- Stored records
-=-=-=-=-
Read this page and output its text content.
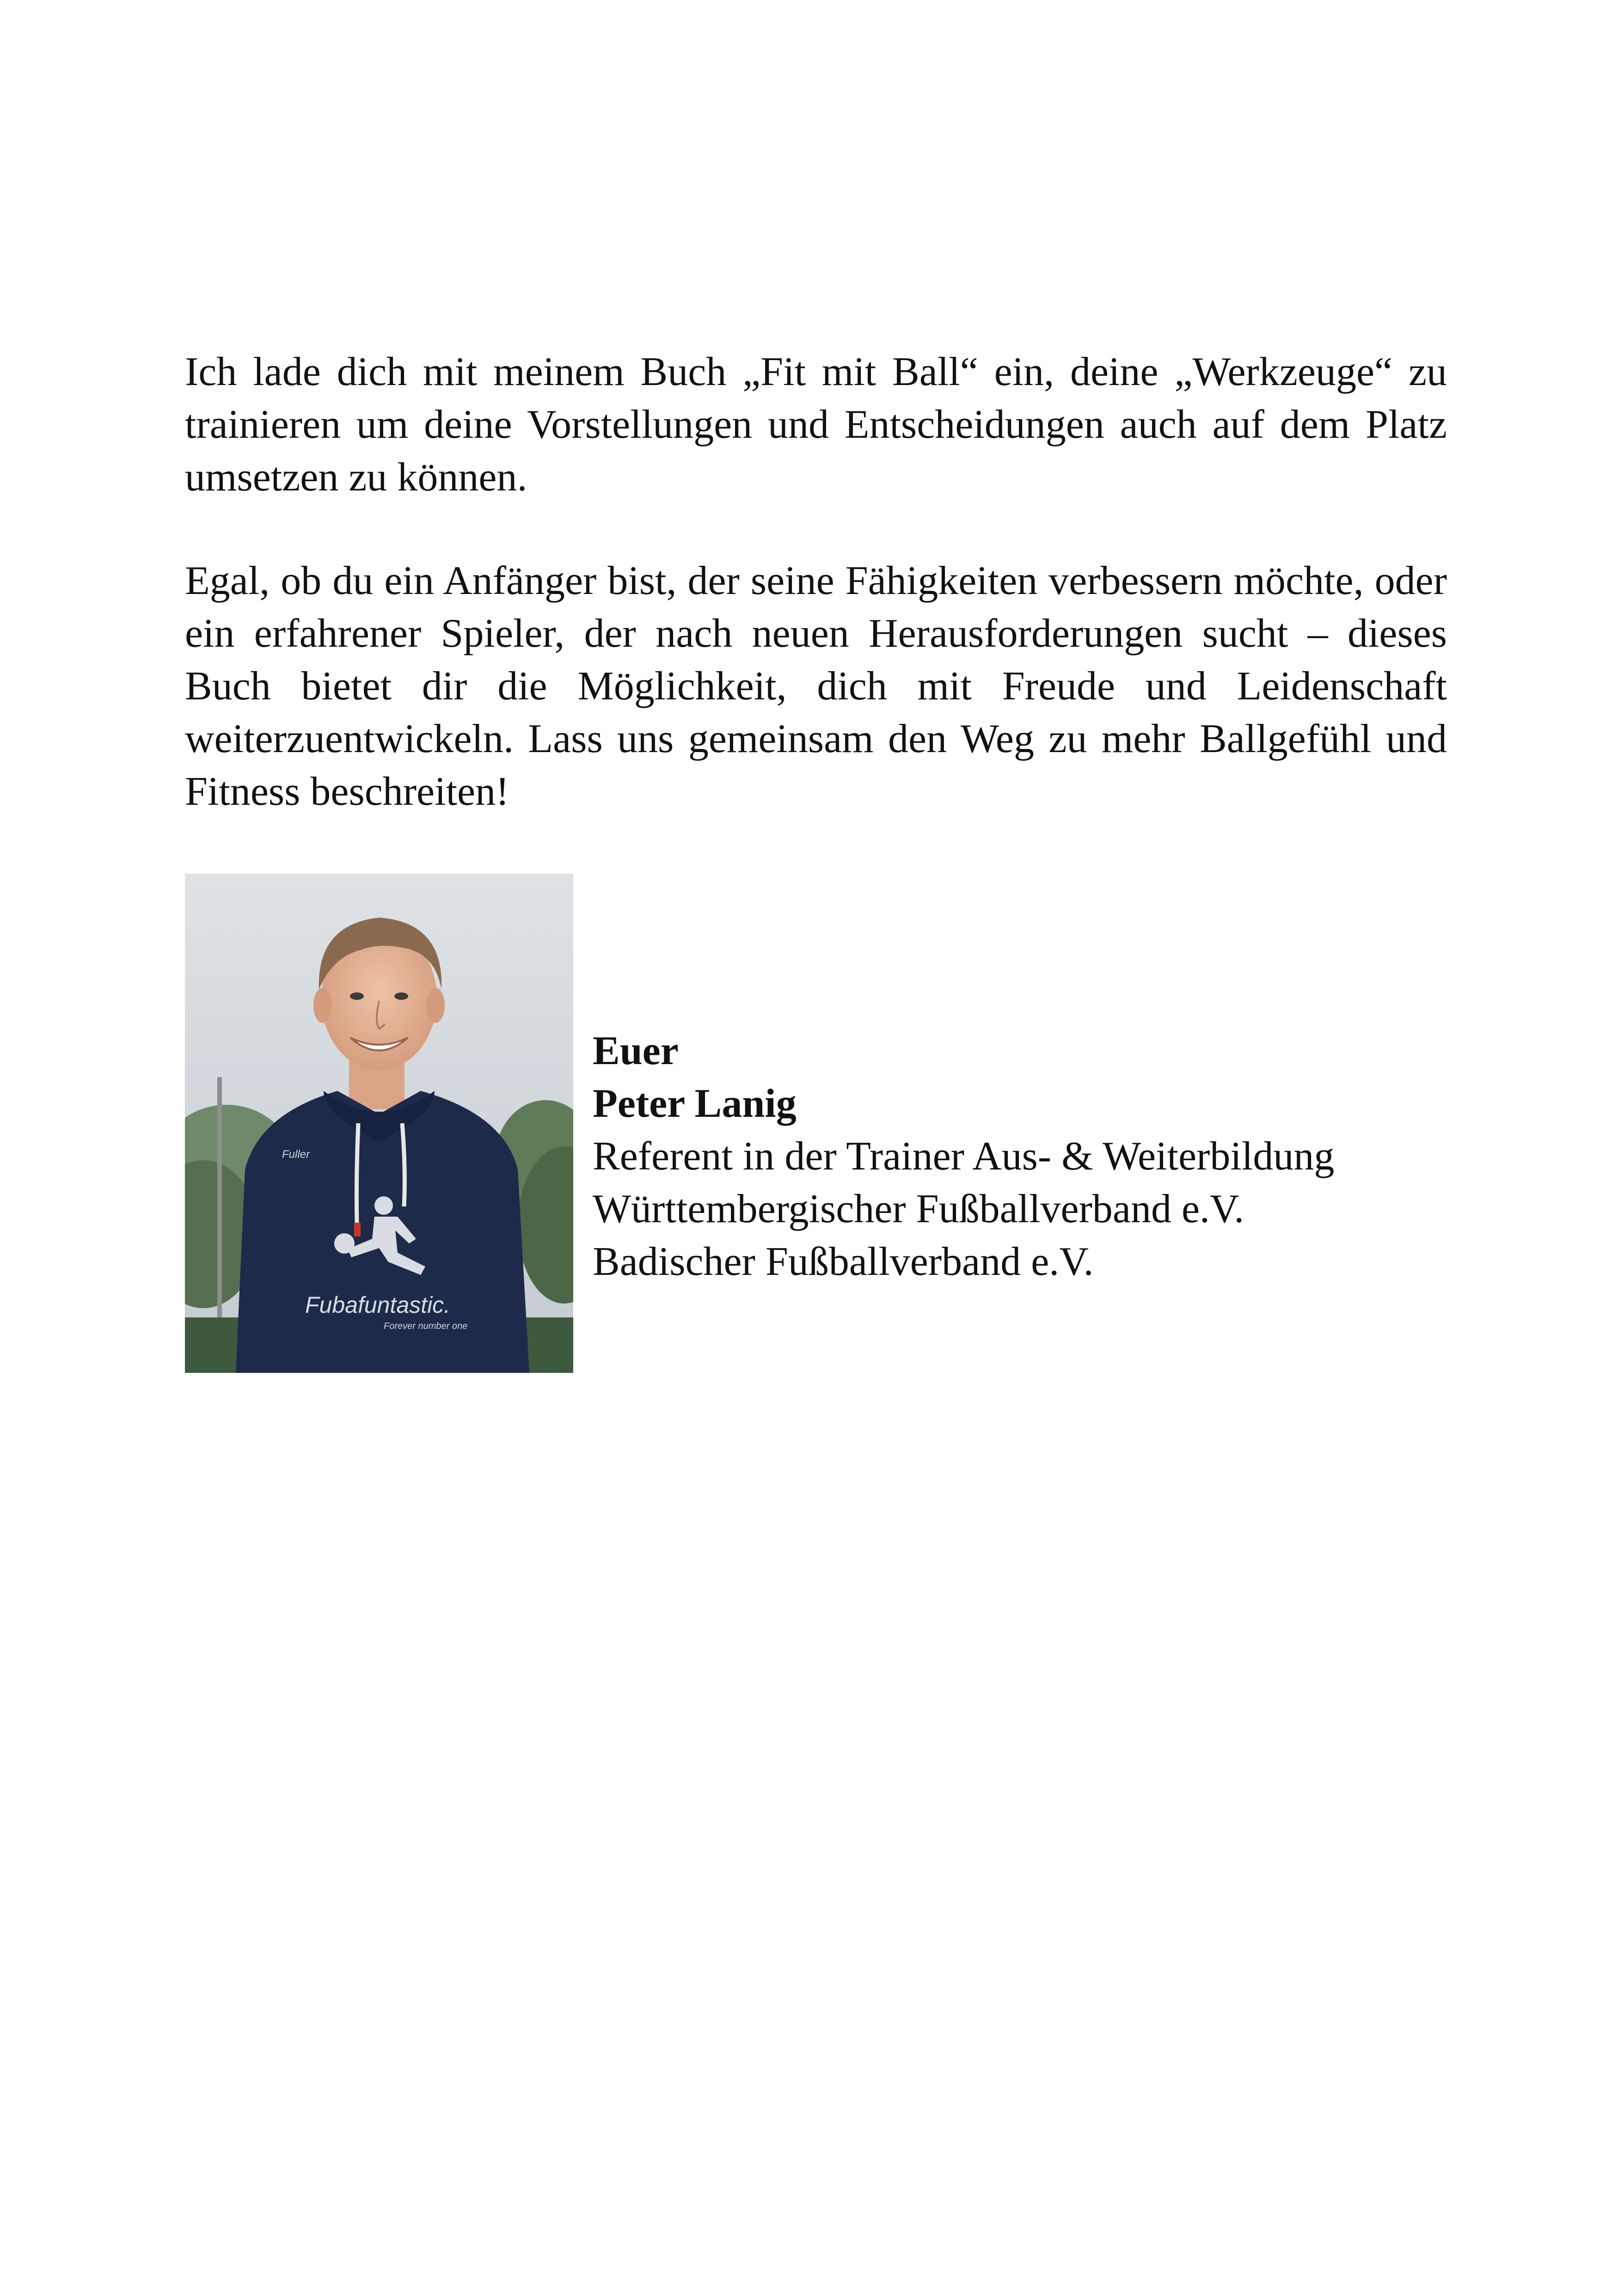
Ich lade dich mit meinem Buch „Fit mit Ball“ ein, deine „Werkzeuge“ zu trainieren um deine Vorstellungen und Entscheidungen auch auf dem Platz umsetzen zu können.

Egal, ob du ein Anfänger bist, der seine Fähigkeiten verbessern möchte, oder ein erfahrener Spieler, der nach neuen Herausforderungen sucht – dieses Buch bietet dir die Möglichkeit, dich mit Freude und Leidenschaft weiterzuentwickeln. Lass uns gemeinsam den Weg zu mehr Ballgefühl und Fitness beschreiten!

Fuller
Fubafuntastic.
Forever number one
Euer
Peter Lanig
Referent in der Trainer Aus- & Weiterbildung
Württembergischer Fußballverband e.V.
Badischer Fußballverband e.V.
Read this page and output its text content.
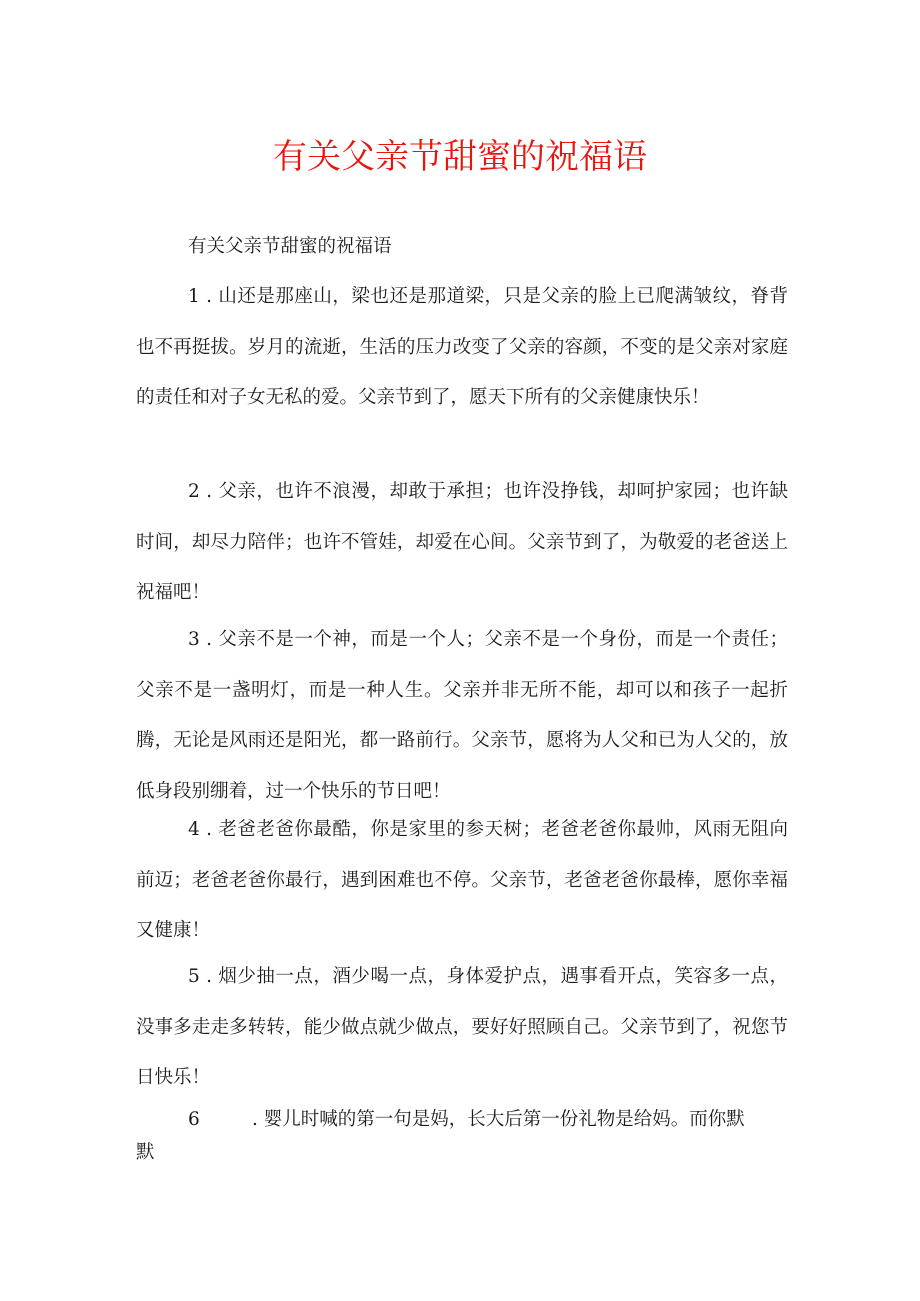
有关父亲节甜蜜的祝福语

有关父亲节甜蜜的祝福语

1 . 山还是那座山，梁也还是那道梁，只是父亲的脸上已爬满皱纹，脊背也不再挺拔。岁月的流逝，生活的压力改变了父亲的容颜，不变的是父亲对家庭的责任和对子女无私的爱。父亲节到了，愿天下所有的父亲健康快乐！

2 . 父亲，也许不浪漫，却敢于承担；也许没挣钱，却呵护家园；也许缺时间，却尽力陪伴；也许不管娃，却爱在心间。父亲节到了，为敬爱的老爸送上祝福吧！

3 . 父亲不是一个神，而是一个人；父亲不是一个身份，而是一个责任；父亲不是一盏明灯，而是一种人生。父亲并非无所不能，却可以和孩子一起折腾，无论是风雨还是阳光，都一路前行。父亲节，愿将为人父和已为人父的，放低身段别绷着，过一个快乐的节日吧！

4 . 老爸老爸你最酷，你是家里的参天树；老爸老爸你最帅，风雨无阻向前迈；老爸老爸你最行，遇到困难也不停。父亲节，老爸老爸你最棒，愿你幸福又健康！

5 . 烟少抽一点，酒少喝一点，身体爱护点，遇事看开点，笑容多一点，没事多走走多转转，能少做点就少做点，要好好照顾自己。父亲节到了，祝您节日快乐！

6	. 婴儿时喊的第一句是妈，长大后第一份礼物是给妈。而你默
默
-=-=-=-=-
- Your objective
Restate the entire listing word for word, excluding pictures.

- Task output
Read this page and output its text content.
Ich lade dich mit meinem Buch „Fit mit Ball“ ein, deine „Werkzeuge“ zu trainieren um deine Vorstellungen und Entscheidungen auch auf dem Platz umsetzen zu können.

Egal, ob du ein Anfänger bist, der seine Fähigkeiten verbessern möchte, oder ein erfahrener Spieler, der nach neuen Herausforderungen sucht – dieses Buch bietet dir die Möglichkeit, dich mit Freude und Leidenschaft weiterzuentwickeln. Lass uns gemeinsam den Weg zu mehr Ballgefühl und Fitness beschreiten!

Fuller
Fubafuntastic.
Forever number one
Euer
Peter Lanig
Referent in der Trainer Aus- & Weiterbildung
Württembergischer Fußballverband e.V.
Badischer Fußballverband e.V.
Read this page and output its text content.
有关父亲节甜蜜的祝福语

有关父亲节甜蜜的祝福语

1 . 山还是那座山，梁也还是那道梁，只是父亲的脸上已爬满皱纹，脊背也不再挺拔。岁月的流逝，生活的压力改变了父亲的容颜，不变的是父亲对家庭的责任和对子女无私的爱。父亲节到了，愿天下所有的父亲健康快乐！

2 . 父亲，也许不浪漫，却敢于承担；也许没挣钱，却呵护家园；也许缺时间，却尽力陪伴；也许不管娃，却爱在心间。父亲节到了，为敬爱的老爸送上祝福吧！

3 . 父亲不是一个神，而是一个人；父亲不是一个身份，而是一个责任；父亲不是一盏明灯，而是一种人生。父亲并非无所不能，却可以和孩子一起折腾，无论是风雨还是阳光，都一路前行。父亲节，愿将为人父和已为人父的，放低身段别绷着，过一个快乐的节日吧！

4 . 老爸老爸你最酷，你是家里的参天树；老爸老爸你最帅，风雨无阻向前迈；老爸老爸你最行，遇到困难也不停。父亲节，老爸老爸你最棒，愿你幸福又健康！

5 . 烟少抽一点，酒少喝一点，身体爱护点，遇事看开点，笑容多一点，没事多走走多转转，能少做点就少做点，要好好照顾自己。父亲节到了，祝您节日快乐！

6	. 婴儿时喊的第一句是妈，长大后第一份礼物是给妈。而你默
默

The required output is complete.